Exercise instructions: Copy, in full, each line of the material that holds the word "almonds".

----- Information given -----

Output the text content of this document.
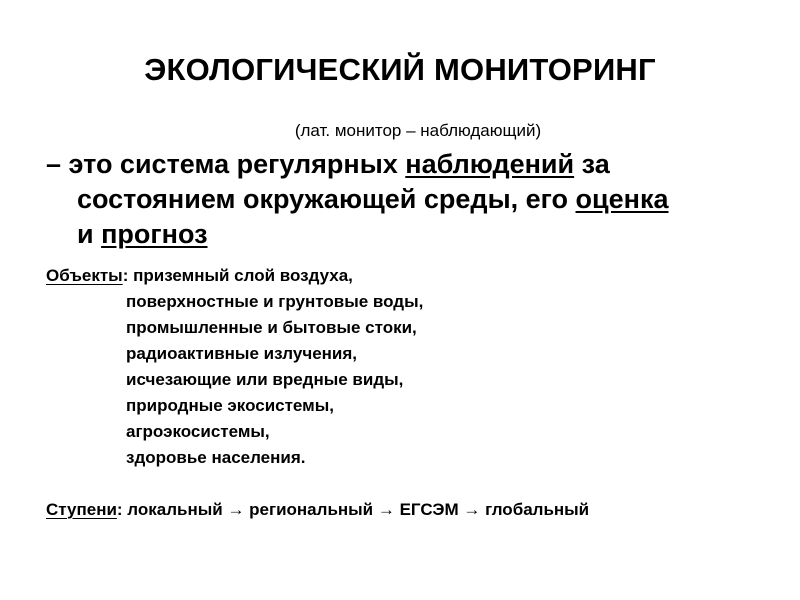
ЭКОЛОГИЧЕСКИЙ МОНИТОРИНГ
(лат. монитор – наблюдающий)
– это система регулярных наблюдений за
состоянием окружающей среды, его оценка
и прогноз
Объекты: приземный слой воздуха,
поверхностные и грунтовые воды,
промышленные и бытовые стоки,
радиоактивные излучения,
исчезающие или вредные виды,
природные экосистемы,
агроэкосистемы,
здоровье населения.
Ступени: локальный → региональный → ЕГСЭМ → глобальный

-----
----- Information given -----

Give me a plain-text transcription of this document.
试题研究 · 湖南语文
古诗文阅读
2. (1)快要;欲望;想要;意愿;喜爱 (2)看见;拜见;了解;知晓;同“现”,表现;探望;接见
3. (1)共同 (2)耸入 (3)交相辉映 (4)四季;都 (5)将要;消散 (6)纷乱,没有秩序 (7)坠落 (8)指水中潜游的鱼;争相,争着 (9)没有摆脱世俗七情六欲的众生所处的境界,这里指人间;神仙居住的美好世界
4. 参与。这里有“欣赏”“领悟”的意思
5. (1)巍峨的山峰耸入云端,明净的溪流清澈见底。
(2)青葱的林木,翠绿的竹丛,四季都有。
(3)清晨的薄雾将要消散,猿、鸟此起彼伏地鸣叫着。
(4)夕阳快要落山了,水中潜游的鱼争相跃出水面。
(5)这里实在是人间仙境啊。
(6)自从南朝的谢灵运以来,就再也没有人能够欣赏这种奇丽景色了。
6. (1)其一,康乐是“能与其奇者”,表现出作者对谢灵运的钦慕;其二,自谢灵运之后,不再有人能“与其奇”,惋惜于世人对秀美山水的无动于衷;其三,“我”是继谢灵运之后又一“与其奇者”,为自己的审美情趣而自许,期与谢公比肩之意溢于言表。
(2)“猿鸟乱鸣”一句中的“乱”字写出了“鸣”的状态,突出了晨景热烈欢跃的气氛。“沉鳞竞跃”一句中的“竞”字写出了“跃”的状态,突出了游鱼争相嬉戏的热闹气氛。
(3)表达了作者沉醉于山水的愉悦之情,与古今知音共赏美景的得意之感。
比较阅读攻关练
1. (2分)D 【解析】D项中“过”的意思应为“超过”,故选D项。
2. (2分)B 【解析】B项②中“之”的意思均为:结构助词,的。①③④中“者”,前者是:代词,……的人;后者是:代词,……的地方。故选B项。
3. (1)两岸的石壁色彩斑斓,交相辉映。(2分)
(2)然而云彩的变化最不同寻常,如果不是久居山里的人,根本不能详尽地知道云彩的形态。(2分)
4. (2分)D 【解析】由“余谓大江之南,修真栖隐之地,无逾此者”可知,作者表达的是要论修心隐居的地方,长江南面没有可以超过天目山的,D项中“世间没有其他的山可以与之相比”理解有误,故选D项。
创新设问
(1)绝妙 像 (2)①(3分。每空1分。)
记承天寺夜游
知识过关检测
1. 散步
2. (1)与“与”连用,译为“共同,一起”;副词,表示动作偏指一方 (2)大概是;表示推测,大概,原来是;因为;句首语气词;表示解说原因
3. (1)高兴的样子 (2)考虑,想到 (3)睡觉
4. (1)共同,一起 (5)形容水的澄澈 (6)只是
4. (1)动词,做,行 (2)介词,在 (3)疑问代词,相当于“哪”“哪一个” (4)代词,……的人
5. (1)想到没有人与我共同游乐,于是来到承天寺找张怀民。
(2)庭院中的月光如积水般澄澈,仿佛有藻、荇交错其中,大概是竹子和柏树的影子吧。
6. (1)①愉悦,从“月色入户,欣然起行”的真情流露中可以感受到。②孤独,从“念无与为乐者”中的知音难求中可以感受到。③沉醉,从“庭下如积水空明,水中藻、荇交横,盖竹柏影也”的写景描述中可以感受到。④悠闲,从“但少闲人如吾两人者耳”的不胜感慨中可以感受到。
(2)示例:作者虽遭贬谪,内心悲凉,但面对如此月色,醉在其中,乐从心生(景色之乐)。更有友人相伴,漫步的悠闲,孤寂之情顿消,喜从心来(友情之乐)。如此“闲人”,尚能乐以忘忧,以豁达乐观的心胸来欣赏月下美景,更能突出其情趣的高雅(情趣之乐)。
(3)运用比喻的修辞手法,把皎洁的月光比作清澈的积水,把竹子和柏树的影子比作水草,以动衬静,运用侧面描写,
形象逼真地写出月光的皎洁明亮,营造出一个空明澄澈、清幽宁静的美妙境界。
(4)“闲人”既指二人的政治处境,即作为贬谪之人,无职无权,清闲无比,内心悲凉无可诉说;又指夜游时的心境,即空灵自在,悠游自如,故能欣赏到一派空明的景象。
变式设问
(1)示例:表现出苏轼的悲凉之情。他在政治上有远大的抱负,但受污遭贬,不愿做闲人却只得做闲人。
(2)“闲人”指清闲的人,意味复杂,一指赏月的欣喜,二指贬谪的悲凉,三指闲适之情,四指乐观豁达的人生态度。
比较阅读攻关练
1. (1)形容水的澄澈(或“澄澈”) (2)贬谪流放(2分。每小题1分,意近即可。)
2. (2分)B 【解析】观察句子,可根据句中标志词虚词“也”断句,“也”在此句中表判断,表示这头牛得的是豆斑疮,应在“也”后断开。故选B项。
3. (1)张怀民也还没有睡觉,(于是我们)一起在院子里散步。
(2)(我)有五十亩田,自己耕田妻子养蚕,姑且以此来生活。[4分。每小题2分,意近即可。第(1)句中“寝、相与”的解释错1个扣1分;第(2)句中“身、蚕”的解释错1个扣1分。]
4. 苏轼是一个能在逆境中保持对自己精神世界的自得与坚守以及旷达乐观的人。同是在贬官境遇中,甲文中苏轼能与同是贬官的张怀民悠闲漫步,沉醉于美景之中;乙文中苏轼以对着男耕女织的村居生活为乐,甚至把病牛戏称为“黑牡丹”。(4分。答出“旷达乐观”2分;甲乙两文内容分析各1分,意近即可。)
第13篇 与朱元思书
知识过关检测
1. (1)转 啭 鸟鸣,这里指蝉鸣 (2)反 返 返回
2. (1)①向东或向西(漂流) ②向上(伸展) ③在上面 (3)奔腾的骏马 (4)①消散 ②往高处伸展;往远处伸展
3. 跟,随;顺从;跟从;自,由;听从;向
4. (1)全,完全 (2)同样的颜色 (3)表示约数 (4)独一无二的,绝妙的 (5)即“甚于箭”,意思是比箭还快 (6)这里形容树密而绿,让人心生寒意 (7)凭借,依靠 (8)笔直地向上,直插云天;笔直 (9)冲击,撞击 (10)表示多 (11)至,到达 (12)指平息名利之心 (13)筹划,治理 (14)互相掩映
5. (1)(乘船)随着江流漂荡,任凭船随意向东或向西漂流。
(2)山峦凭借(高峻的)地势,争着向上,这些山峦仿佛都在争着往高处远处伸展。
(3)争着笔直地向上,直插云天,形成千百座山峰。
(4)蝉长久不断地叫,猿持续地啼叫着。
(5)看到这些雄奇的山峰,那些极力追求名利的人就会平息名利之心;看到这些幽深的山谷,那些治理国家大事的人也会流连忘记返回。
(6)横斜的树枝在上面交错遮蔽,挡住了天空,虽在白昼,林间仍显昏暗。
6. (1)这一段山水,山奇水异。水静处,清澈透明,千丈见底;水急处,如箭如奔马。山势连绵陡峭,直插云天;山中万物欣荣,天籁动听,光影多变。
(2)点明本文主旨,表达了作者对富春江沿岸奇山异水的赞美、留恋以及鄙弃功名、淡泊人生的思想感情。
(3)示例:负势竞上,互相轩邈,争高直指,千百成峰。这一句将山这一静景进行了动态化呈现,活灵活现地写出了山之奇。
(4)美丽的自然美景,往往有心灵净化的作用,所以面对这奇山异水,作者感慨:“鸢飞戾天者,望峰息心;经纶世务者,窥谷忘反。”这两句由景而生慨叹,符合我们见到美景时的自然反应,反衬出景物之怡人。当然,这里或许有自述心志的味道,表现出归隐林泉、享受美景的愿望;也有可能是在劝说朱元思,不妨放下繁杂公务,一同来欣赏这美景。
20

-----
----- Information given -----

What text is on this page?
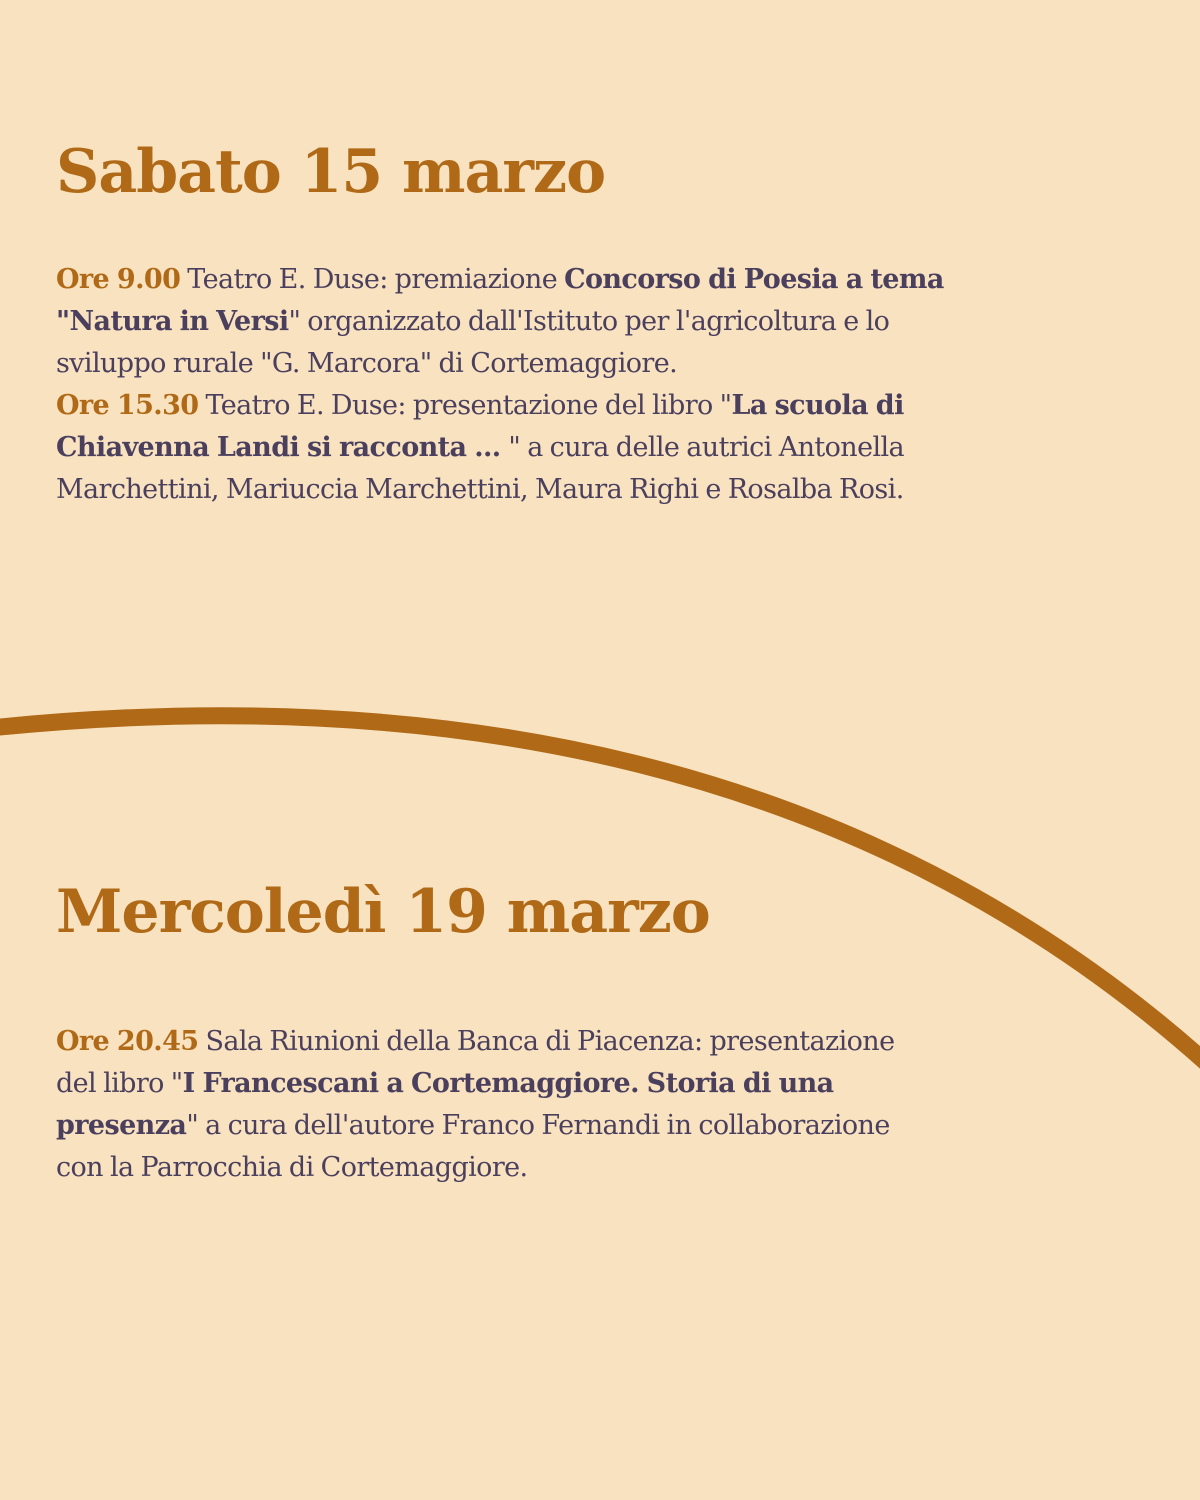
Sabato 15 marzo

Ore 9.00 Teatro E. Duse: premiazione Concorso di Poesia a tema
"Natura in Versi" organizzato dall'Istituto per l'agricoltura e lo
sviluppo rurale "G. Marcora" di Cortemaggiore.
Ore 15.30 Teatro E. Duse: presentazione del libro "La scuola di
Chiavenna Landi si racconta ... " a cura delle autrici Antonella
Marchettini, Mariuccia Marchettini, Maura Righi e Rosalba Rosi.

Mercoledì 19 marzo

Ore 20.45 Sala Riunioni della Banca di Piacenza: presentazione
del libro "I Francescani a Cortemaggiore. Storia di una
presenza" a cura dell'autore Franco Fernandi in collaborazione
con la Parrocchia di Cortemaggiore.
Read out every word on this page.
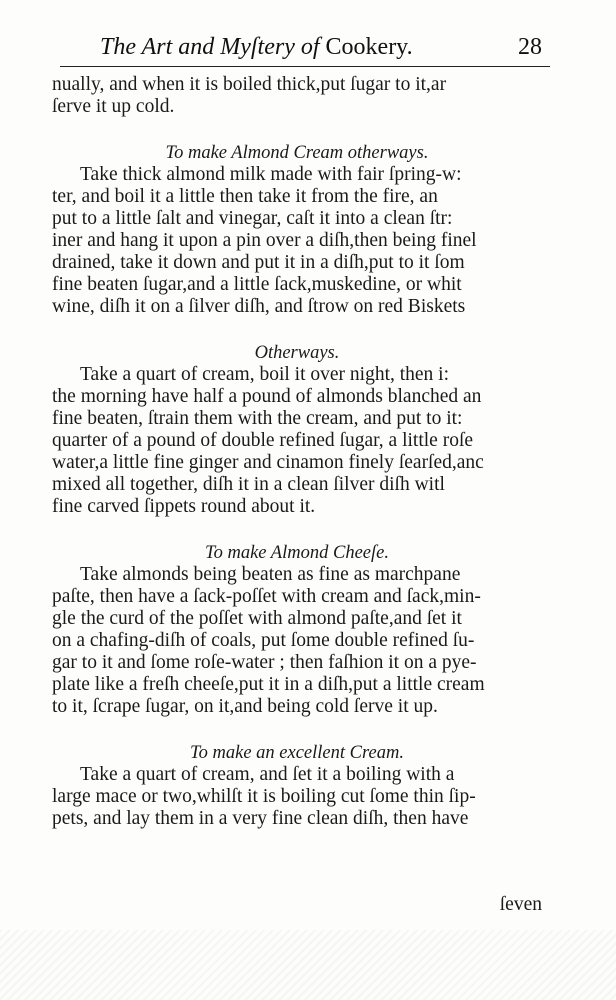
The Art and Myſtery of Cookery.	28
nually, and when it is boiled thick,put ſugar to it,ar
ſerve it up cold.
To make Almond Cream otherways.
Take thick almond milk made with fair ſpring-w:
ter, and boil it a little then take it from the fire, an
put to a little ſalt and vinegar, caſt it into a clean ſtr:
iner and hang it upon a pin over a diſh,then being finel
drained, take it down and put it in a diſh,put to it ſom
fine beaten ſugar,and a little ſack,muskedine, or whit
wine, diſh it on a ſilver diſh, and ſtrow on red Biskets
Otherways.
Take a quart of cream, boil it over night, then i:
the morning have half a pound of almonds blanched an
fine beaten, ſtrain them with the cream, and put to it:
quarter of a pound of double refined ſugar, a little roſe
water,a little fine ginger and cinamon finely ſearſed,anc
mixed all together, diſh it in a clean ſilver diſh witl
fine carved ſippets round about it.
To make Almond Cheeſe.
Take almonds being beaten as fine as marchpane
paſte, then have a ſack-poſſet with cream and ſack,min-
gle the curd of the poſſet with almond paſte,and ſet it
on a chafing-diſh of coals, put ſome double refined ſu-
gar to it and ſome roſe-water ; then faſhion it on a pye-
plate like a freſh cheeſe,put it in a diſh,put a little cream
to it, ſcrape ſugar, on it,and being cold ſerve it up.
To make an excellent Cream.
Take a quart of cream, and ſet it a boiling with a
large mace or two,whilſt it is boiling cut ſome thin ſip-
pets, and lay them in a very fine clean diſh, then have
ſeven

-----

Output:
the morning have half a pound of almonds blanched an
Take almonds being beaten as fine as marchpane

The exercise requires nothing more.